WRITTEN REQUEST: Could you copy out, word for word, every line in the items below from the line with "sidebar-add-community[interactable]: + [115,91,120,101]" to the line with "sidebar-item-assistants[interactable]: Assistants –", including both of those lines?

GIVEN RECORDS:
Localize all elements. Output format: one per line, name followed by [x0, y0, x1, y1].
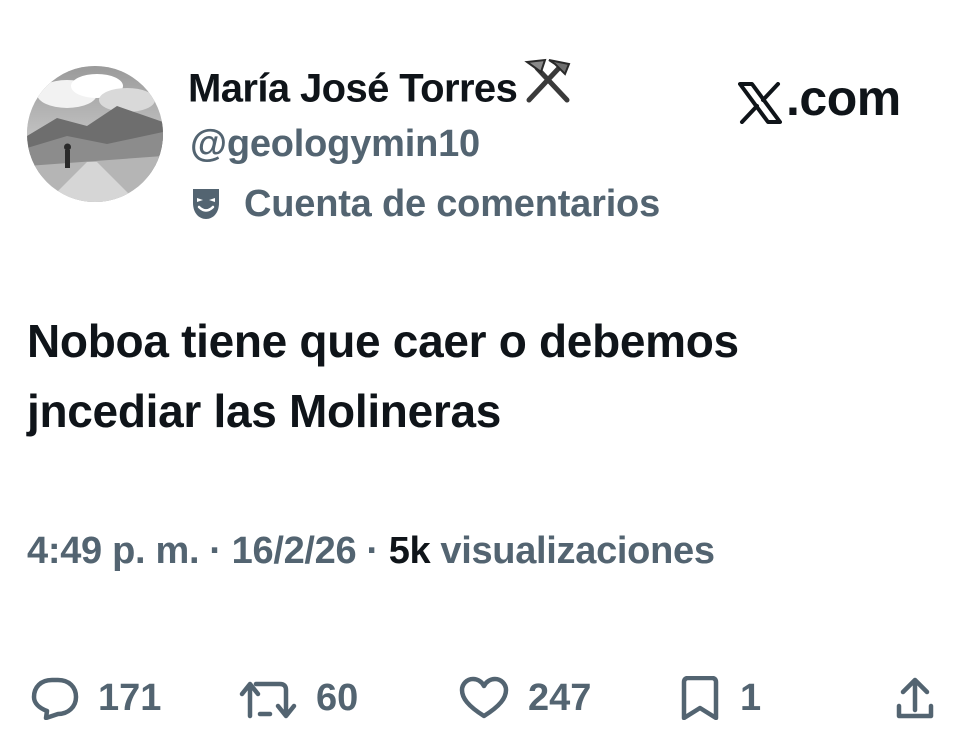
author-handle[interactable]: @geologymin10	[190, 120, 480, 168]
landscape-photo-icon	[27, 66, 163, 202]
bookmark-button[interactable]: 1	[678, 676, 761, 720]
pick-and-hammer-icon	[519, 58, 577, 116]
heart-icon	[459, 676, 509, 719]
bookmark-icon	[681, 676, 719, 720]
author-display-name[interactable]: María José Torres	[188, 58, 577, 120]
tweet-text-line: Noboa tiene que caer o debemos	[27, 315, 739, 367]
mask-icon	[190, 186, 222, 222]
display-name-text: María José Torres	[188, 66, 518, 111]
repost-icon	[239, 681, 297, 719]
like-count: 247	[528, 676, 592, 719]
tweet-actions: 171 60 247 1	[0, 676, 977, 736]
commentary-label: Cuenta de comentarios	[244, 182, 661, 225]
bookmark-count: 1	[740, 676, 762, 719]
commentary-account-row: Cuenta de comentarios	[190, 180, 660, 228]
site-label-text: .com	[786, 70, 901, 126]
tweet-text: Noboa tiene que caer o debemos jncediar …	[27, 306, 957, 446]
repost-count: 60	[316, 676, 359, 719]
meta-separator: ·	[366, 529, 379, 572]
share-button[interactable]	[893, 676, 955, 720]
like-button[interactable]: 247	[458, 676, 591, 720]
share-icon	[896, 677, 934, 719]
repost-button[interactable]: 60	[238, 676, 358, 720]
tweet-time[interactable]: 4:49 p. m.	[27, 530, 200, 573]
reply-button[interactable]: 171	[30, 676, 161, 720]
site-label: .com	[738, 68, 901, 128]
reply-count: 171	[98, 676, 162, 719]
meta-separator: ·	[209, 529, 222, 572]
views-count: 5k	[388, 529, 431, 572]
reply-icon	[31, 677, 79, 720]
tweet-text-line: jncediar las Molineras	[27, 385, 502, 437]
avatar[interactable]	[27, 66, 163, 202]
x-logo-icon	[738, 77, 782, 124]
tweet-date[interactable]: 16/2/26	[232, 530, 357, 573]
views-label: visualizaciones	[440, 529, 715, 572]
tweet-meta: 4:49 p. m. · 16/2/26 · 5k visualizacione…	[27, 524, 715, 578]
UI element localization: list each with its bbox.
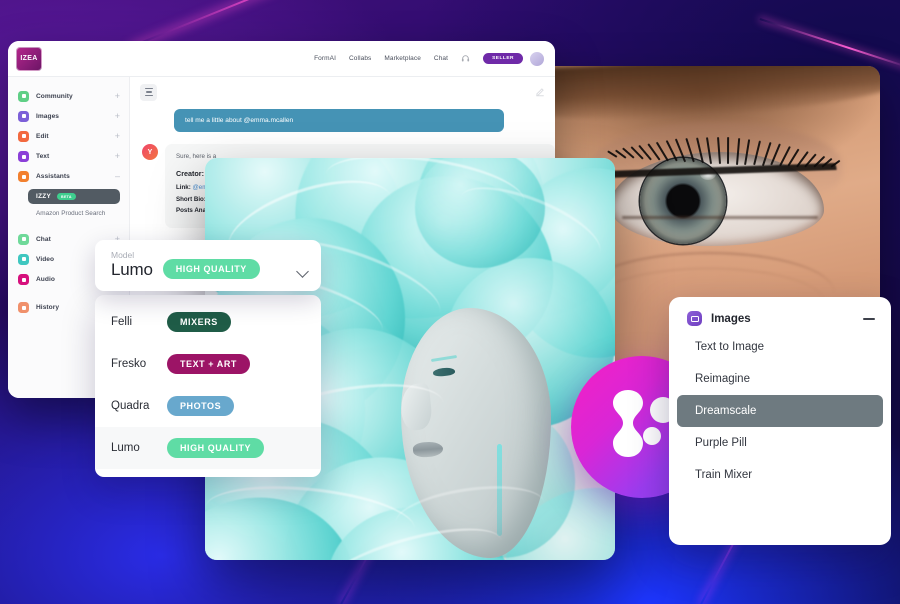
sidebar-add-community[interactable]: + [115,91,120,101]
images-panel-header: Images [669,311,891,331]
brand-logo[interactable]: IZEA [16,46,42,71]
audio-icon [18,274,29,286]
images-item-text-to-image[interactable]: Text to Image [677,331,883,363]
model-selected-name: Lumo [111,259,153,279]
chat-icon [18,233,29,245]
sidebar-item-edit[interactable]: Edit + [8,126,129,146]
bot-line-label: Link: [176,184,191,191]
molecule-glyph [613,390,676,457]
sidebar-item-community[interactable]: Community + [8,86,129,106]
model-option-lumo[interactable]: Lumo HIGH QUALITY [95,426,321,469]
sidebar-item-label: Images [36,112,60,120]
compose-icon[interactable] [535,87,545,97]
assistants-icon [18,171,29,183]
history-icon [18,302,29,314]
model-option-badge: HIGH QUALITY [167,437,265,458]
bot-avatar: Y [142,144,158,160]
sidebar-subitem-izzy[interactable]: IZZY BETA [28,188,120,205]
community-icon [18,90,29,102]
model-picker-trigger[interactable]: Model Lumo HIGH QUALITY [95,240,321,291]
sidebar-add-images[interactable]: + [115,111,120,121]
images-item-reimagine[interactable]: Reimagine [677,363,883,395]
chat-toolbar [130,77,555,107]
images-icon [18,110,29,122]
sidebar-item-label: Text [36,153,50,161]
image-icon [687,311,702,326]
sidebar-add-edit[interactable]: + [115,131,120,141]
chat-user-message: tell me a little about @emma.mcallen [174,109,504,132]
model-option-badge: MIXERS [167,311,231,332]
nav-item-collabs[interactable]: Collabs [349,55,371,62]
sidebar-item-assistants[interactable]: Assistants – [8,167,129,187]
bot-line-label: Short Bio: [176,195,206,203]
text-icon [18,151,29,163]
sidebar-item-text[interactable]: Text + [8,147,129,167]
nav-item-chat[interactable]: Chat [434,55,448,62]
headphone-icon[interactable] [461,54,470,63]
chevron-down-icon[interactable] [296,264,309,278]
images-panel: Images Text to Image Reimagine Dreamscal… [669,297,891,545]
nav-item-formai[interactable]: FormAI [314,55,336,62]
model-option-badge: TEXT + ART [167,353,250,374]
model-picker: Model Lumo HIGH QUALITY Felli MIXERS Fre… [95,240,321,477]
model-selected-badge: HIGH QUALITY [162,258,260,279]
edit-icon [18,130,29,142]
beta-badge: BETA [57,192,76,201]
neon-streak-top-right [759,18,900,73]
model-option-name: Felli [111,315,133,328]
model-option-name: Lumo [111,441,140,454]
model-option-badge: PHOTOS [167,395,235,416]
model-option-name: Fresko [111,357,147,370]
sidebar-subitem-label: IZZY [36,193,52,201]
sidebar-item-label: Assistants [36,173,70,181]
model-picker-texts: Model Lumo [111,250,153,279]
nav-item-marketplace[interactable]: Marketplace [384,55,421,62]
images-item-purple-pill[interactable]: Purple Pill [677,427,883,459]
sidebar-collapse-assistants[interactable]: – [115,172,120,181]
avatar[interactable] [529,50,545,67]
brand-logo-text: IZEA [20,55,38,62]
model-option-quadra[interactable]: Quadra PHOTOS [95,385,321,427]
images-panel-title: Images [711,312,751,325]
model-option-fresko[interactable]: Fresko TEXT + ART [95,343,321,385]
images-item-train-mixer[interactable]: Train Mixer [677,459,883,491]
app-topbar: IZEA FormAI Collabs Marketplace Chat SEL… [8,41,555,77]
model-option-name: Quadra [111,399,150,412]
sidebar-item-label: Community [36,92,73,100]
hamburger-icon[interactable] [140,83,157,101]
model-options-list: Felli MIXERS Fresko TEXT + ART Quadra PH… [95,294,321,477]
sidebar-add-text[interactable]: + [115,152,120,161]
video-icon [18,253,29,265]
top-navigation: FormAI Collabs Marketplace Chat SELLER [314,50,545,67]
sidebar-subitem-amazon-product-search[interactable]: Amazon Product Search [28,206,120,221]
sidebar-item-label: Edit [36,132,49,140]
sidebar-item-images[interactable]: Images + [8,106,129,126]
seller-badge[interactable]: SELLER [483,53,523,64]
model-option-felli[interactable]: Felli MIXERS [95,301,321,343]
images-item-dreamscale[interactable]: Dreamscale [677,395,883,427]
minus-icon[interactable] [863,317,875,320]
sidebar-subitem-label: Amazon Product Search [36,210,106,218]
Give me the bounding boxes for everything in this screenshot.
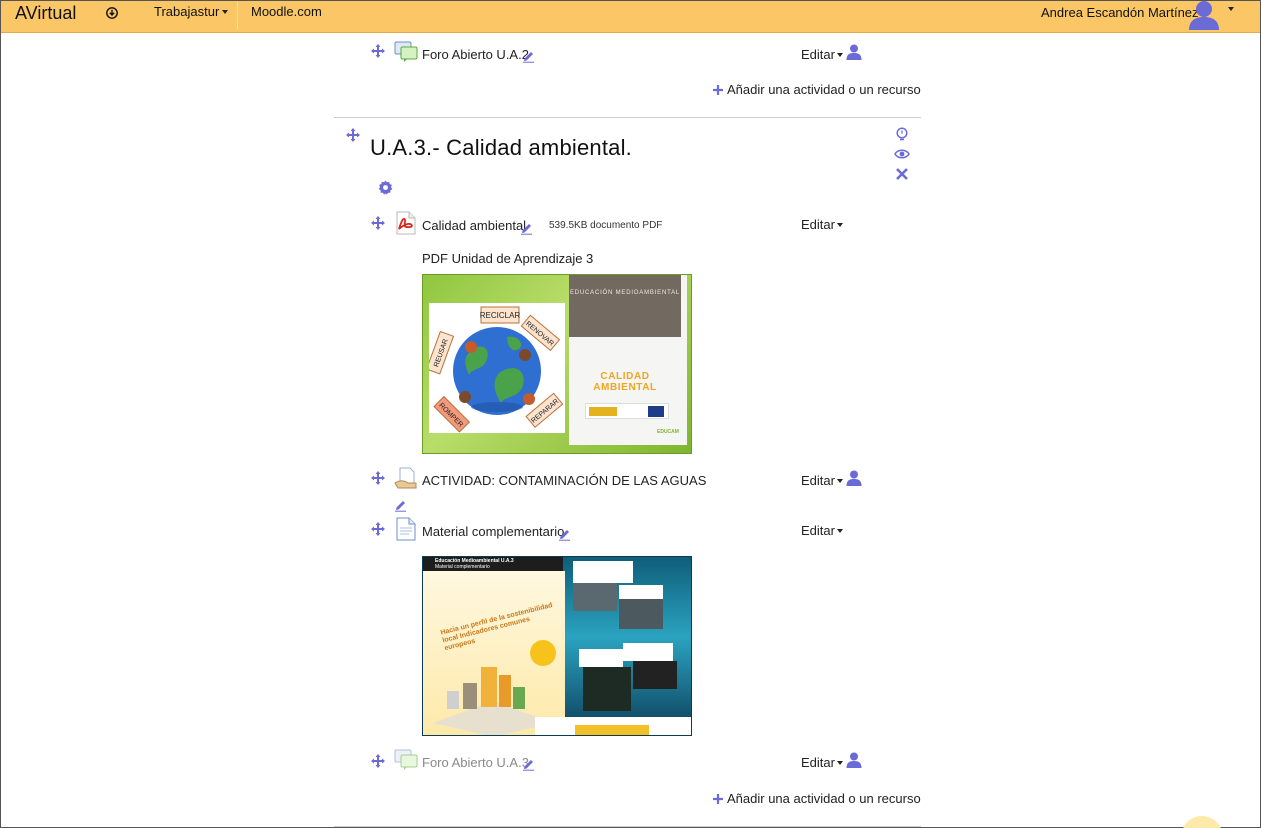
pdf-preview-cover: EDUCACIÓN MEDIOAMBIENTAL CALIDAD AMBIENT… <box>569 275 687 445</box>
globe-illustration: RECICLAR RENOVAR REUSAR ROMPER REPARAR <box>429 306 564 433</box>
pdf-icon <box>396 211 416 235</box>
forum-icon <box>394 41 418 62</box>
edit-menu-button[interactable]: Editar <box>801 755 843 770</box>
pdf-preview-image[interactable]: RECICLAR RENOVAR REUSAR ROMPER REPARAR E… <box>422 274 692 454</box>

COMPLETE OUTPUT:
sidebar-add-community[interactable]: + [115,91,120,101]
images-panel-header: Images [669,311,891,331]
brand-logo[interactable]: IZEA [16,46,42,71]
audio-icon [18,274,29,286]
images-item-text-to-image[interactable]: Text to Image [677,331,883,363]
model-selected-name: Lumo [111,259,153,279]
chat-icon [18,233,29,245]
sidebar-item-edit[interactable]: Edit + [8,126,129,146]
bot-line-label: Link: [176,184,191,191]
molecule-glyph [613,390,676,457]
sidebar-item-community[interactable]: Community + [8,86,129,106]
model-option-lumo[interactable]: Lumo HIGH QUALITY [95,426,321,469]
sidebar-item-label: Images [36,112,60,120]
compose-icon[interactable] [535,87,545,97]
assistants-icon [18,171,29,183]
history-icon [18,302,29,314]
model-option-badge: HIGH QUALITY [167,437,265,458]
bot-avatar: Y [142,144,158,160]
sidebar-subitem-izzy[interactable]: IZZY BETA [28,188,120,205]
community-icon [18,90,29,102]
model-picker-trigger[interactable]: Model Lumo HIGH QUALITY [95,240,321,291]
sidebar-add-images[interactable]: + [115,111,120,121]
images-item-reimagine[interactable]: Reimagine [677,363,883,395]
chat-toolbar [130,77,555,107]
images-icon [18,110,29,122]
sidebar-item-label: Text [36,153,50,161]
image-icon [687,311,702,326]
sidebar-add-edit[interactable]: + [115,131,120,141]
chat-user-message: tell me a little about @emma.mcallen [174,109,504,132]
model-option-badge: MIXERS [167,311,231,332]
nav-item-collabs[interactable]: Collabs [349,55,371,62]
sidebar-item-assistants[interactable]: Assistants – [8,167,129,187]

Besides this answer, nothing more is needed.